### Directions
Set the listing down again exactly, please, apart from its pictures.

=== Record excerpts ===

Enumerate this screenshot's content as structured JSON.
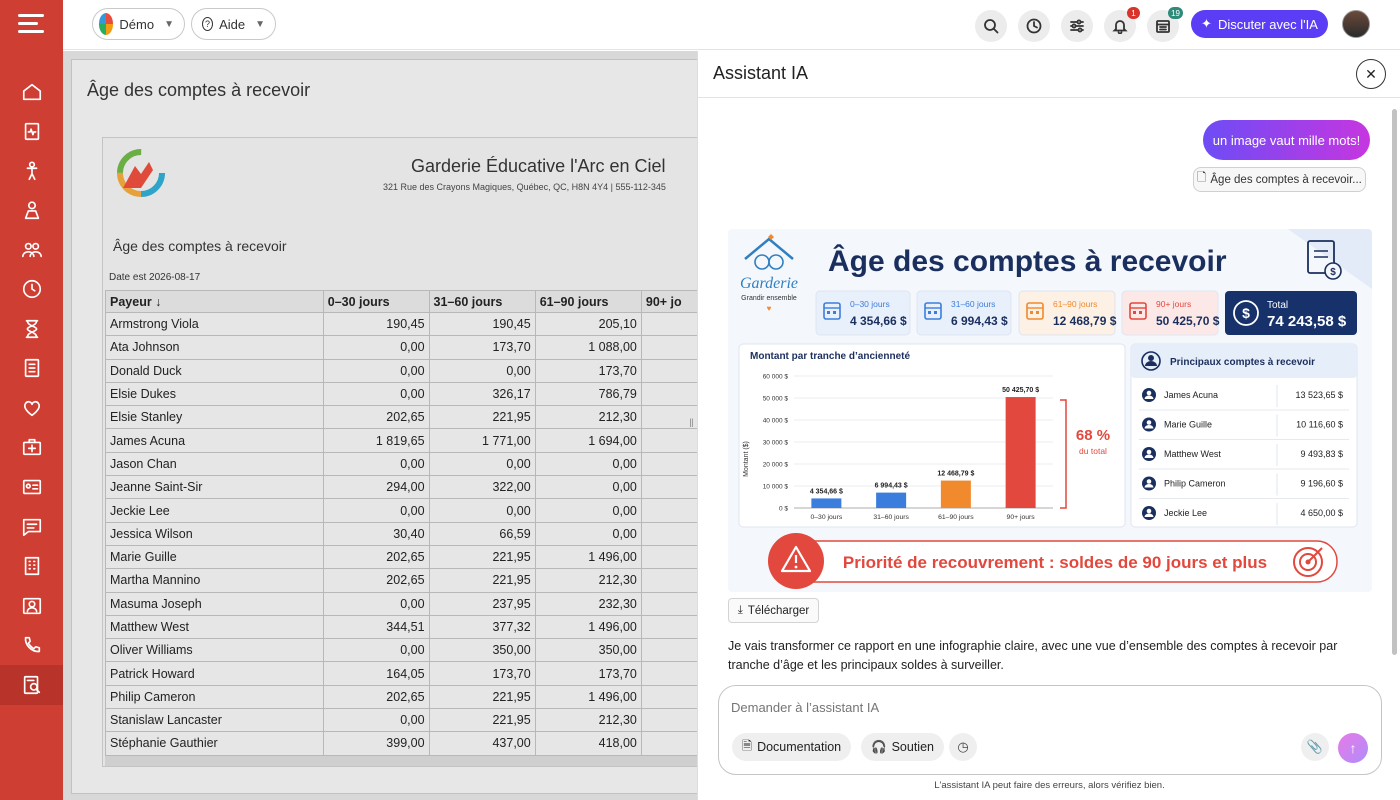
{
  "sidebar": {
    "menu_icon": "hamburger-icon",
    "items": [
      {
        "icon": "home-icon"
      },
      {
        "icon": "clipboard-pulse-icon"
      },
      {
        "icon": "child-icon"
      },
      {
        "icon": "staff-icon"
      },
      {
        "icon": "group-icon"
      },
      {
        "icon": "clock-icon"
      },
      {
        "icon": "hourglass-icon"
      },
      {
        "icon": "checklist-icon"
      },
      {
        "icon": "heart-icon"
      },
      {
        "icon": "medical-kit-icon"
      },
      {
        "icon": "id-card-icon"
      },
      {
        "icon": "message-icon"
      },
      {
        "icon": "building-icon"
      },
      {
        "icon": "contact-icon"
      },
      {
        "icon": "phone-icon"
      },
      {
        "icon": "report-icon",
        "active": true
      }
    ]
  },
  "topbar": {
    "org_label": "Démo",
    "help_label": "Aide",
    "notifications_badge": "1",
    "calendar_badge": "19",
    "chat_button": "Discuter avec l'IA"
  },
  "report": {
    "title": "Âge des comptes à recevoir",
    "org_name": "Garderie Éducative l'Arc en Ciel",
    "org_address": "321 Rue des Crayons Magiques, Québec, QC, H8N 4Y4 | 555-112-345",
    "subtitle": "Âge des comptes à recevoir",
    "date_line": "Date est 2026-08-17",
    "columns": [
      "Payeur ↓",
      "0–30 jours",
      "31–60 jours",
      "61–90 jours",
      "90+ jo"
    ],
    "rows": [
      [
        "Armstrong Viola",
        "190,45",
        "190,45",
        "205,10"
      ],
      [
        "Ata Johnson",
        "0,00",
        "173,70",
        "1 088,00"
      ],
      [
        "Donald Duck",
        "0,00",
        "0,00",
        "173,70"
      ],
      [
        "Elsie Dukes",
        "0,00",
        "326,17",
        "786,79"
      ],
      [
        "Elsie Stanley",
        "202,65",
        "221,95",
        "212,30"
      ],
      [
        "James Acuna",
        "1 819,65",
        "1 771,00",
        "1 694,00"
      ],
      [
        "Jason Chan",
        "0,00",
        "0,00",
        "0,00"
      ],
      [
        "Jeanne Saint-Sir",
        "294,00",
        "322,00",
        "0,00"
      ],
      [
        "Jeckie Lee",
        "0,00",
        "0,00",
        "0,00"
      ],
      [
        "Jessica Wilson",
        "30,40",
        "66,59",
        "0,00"
      ],
      [
        "Marie Guille",
        "202,65",
        "221,95",
        "1 496,00"
      ],
      [
        "Martha Mannino",
        "202,65",
        "221,95",
        "212,30"
      ],
      [
        "Masuma Joseph",
        "0,00",
        "237,95",
        "232,30"
      ],
      [
        "Matthew West",
        "344,51",
        "377,32",
        "1 496,00"
      ],
      [
        "Oliver Williams",
        "0,00",
        "350,00",
        "350,00"
      ],
      [
        "Patrick Howard",
        "164,05",
        "173,70",
        "173,70"
      ],
      [
        "Philip Cameron",
        "202,65",
        "221,95",
        "1 496,00"
      ],
      [
        "Stanislaw Lancaster",
        "0,00",
        "221,95",
        "212,30"
      ],
      [
        "Stéphanie Gauthier",
        "399,00",
        "437,00",
        "418,00"
      ]
    ]
  },
  "panel": {
    "title": "Assistant IA",
    "user_message": "un image vaut mille mots!",
    "attachment": "Âge des comptes à recevoir...",
    "download_label": "Télécharger",
    "reply": "Je vais transformer ce rapport en une infographie claire, avec une vue d’ensemble des comptes à recevoir par tranche d’âge et les principaux soldes à surveiller.",
    "input_placeholder": "Demander à l’assistant IA",
    "doc_button": "Documentation",
    "support_button": "Soutien",
    "disclaimer": "L'assistant IA peut faire des erreurs, alors vérifiez bien."
  },
  "infographic": {
    "brand_name": "Garderie",
    "brand_tagline": "Grandir ensemble",
    "title": "Âge des comptes à recevoir",
    "kpis": [
      {
        "label": "0–30 jours",
        "value": "4 354,66 $",
        "color": "#3b7ddd"
      },
      {
        "label": "31–60 jours",
        "value": "6 994,43 $",
        "color": "#3b7ddd"
      },
      {
        "label": "61–90 jours",
        "value": "12 468,79 $",
        "color": "#f08a2c"
      },
      {
        "label": "90+ jours",
        "value": "50 425,70 $",
        "color": "#e2483d"
      }
    ],
    "total_label": "Total",
    "total_value": "74 243,58 $",
    "top_title": "Principaux comptes à recevoir",
    "top_accounts": [
      {
        "name": "James Acuna",
        "amount": "13 523,65 $"
      },
      {
        "name": "Marie Guille",
        "amount": "10 116,60 $"
      },
      {
        "name": "Matthew West",
        "amount": "9 493,83 $"
      },
      {
        "name": "Philip Cameron",
        "amount": "9 196,60 $"
      },
      {
        "name": "Jeckie Lee",
        "amount": "4 650,00 $"
      }
    ],
    "percent": "68 %",
    "percent_caption": "du total",
    "banner": "Priorité de recouvrement : soldes de 90 jours et plus"
  },
  "chart_data": {
    "type": "bar",
    "title": "Montant par tranche d’ancienneté",
    "ylabel": "Montant ($)",
    "xlabel": "",
    "categories": [
      "0–30 jours",
      "31–60 jours",
      "61–90 jours",
      "90+ jours"
    ],
    "values": [
      4354.66,
      6994.43,
      12468.79,
      50425.7
    ],
    "value_labels": [
      "4 354,66 $",
      "6 994,43 $",
      "12 468,79 $",
      "50 425,70 $"
    ],
    "colors": [
      "#3b7ddd",
      "#3b7ddd",
      "#f08a2c",
      "#e2483d"
    ],
    "ylim": [
      0,
      60000
    ],
    "yticks": [
      0,
      10000,
      20000,
      30000,
      40000,
      50000,
      60000
    ],
    "ytick_labels": [
      "0 $",
      "10 000 $",
      "20 000 $",
      "30 000 $",
      "40 000 $",
      "50 000 $",
      "60 000 $"
    ],
    "grid": true
  }
}
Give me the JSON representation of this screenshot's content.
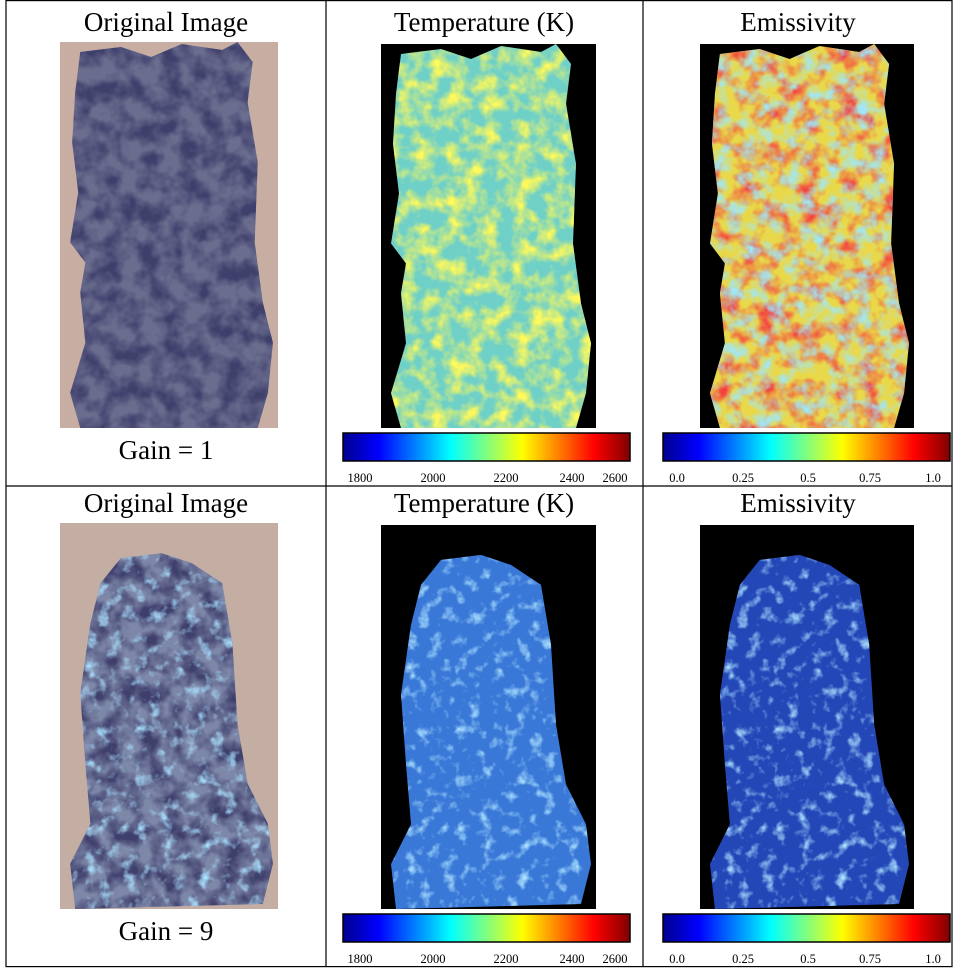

===

### Solution to this task
Enumerate this screenshot's content as structured JSON.
{
  "sidebar": {
    "menu_icon": "hamburger-icon",
    "items": [
      {
        "icon": "home-icon"
      },
      {
        "icon": "clipboard-pulse-icon"
      },
      {
        "icon": "child-icon"
      },
      {
        "icon": "staff-icon"
      },
      {
        "icon": "group-icon"
      },
      {
        "icon": "clock-icon"
      },
      {
        "icon": "hourglass-icon"
      },
      {
        "icon": "checklist-icon"
      },
      {
        "icon": "heart-icon"
      },
      {
        "icon": "medical-kit-icon"
      },
      {
        "icon": "id-card-icon"
      },
      {
        "icon": "message-icon"
      },
      {
        "icon": "building-icon"
      },
      {
        "icon": "contact-icon"
      },
      {
        "icon": "phone-icon"
      },
      {
        "icon": "report-icon",
        "active": true
      }
    ]
  },
  "topbar": {
    "org_label": "Démo",
    "help_label": "Aide",
    "notifications_badge": "1",
    "calendar_badge": "19",
    "chat_button": "Discuter avec l'IA"
  },
  "report": {
    "title": "Âge des comptes à recevoir",
    "org_name": "Garderie Éducative l'Arc en Ciel",
    "org_address": "321 Rue des Crayons Magiques, Québec, QC, H8N 4Y4 | 555-112-345",
    "subtitle": "Âge des comptes à recevoir",
    "date_line": "Date est 2026-08-17",
    "columns": [
      "Payeur ↓",
      "0–30 jours",
      "31–60 jours",
      "61–90 jours",
      "90+ jo"
    ],
    "rows": [
      [
        "Armstrong Viola",
        "190,45",
        "190,45",
        "205,10"
      ],
      [
        "Ata Johnson",
        "0,00",
        "173,70",
        "1 088,00"
      ],
      [
        "Donald Duck",
        "0,00",
        "0,00",
        "173,70"
      ],
      [
        "Elsie Dukes",
        "0,00",
        "326,17",
        "786,79"
      ],
      [
        "Elsie Stanley",
        "202,65",
        "221,95",
        "212,30"
      ],
      [
        "James Acuna",
        "1 819,65",
        "1 771,00",
        "1 694,00"
      ],
      [
        "Jason Chan",
        "0,00",
        "0,00",
        "0,00"
      ],
      [
        "Jeanne Saint-Sir",
        "294,00",
        "322,00",
        "0,00"
      ],
      [
        "Jeckie Lee",
        "0,00",
        "0,00",
        "0,00"
      ],
      [
        "Jessica Wilson",
        "30,40",
        "66,59",
        "0,00"
      ],
      [
        "Marie Guille",
        "202,65",
        "221,95",
        "1 496,00"
      ],
      [
        "Martha Mannino",
        "202,65",
        "221,95",
        "212,30"
      ],
      [
        "Masuma Joseph",
        "0,00",
        "237,95",
        "232,30"
      ],
      [
        "Matthew West",
        "344,51",
        "377,32",
        "1 496,00"
      ],
      [
        "Oliver Williams",
        "0,00",
        "350,00",
        "350,00"
      ],
      [
        "Patrick Howard",
        "164,05",
        "173,70",
        "173,70"
      ],
      [
        "Philip Cameron",
        "202,65",
        "221,95",
        "1 496,00"
      ],
      [
        "Stanislaw Lancaster",
        "0,00",
        "221,95",
        "212,30"
      ],
      [
        "Stéphanie Gauthier",
        "399,00",
        "437,00",
        "418,00"
      ]
    ]
  },
  "panel": {
    "title": "Assistant IA",
    "user_message": "un image vaut mille mots!",
    "attachment": "Âge des comptes à recevoir...",
    "download_label": "Télécharger",
    "reply": "Je vais transformer ce rapport en une infographie claire, avec une vue d’ensemble des comptes à recevoir par tranche d’âge et les principaux soldes à surveiller.",
    "input_placeholder": "Demander à l’assistant IA",
    "doc_button": "Documentation",
    "support_button": "Soutien",
    "disclaimer": "L'assistant IA peut faire des erreurs, alors vérifiez bien."
  },
  "infographic": {
    "brand_name": "Garderie",
    "brand_tagline": "Grandir ensemble",
    "title": "Âge des comptes à recevoir",
    "kpis": [
      {
        "label": "0–30 jours",
        "value": "4 354,66 $",
        "color": "#3b7ddd"
      },
      {
        "label": "31–60 jours",
        "value": "6 994,43 $",
        "color": "#3b7ddd"
      },
      {
        "label": "61–90 jours",
        "value": "12 468,79 $",
        "color": "#f08a2c"
      },
      {
        "label": "90+ jours",
        "value": "50 425,70 $",
        "color": "#e2483d"
      }
    ],
    "total_label": "Total",
    "total_value": "74 243,58 $",
    "top_title": "Principaux comptes à recevoir",
    "top_accounts": [
      {
        "name": "James Acuna",
        "amount": "13 523,65 $"
      },
      {
        "name": "Marie Guille",
        "amount": "10 116,60 $"
      },
      {
        "name": "Matthew West",
        "amount": "9 493,83 $"
      },
      {
        "name": "Philip Cameron",
        "amount": "9 196,60 $"
      },
      {
        "name": "Jeckie Lee",
        "amount": "4 650,00 $"
      }
    ],
    "percent": "68 %",
    "percent_caption": "du total",
    "banner": "Priorité de recouvrement : soldes de 90 jours et plus"
  },
  "chart_data": {
    "type": "bar",
    "title": "Montant par tranche d’ancienneté",
    "ylabel": "Montant ($)",
    "xlabel": "",
    "categories": [
      "0–30 jours",
      "31–60 jours",
      "61–90 jours",
      "90+ jours"
    ],
    "values": [
      4354.66,
      6994.43,
      12468.79,
      50425.7
    ],
    "value_labels": [
      "4 354,66 $",
      "6 994,43 $",
      "12 468,79 $",
      "50 425,70 $"
    ],
    "colors": [
      "#3b7ddd",
      "#3b7ddd",
      "#f08a2c",
      "#e2483d"
    ],
    "ylim": [
      0,
      60000
    ],
    "yticks": [
      0,
      10000,
      20000,
      30000,
      40000,
      50000,
      60000
    ],
    "ytick_labels": [
      "0 $",
      "10 000 $",
      "20 000 $",
      "30 000 $",
      "40 000 $",
      "50 000 $",
      "60 000 $"
    ],
    "grid": true
  }
}
Give me the JSON representation of this screenshot's content.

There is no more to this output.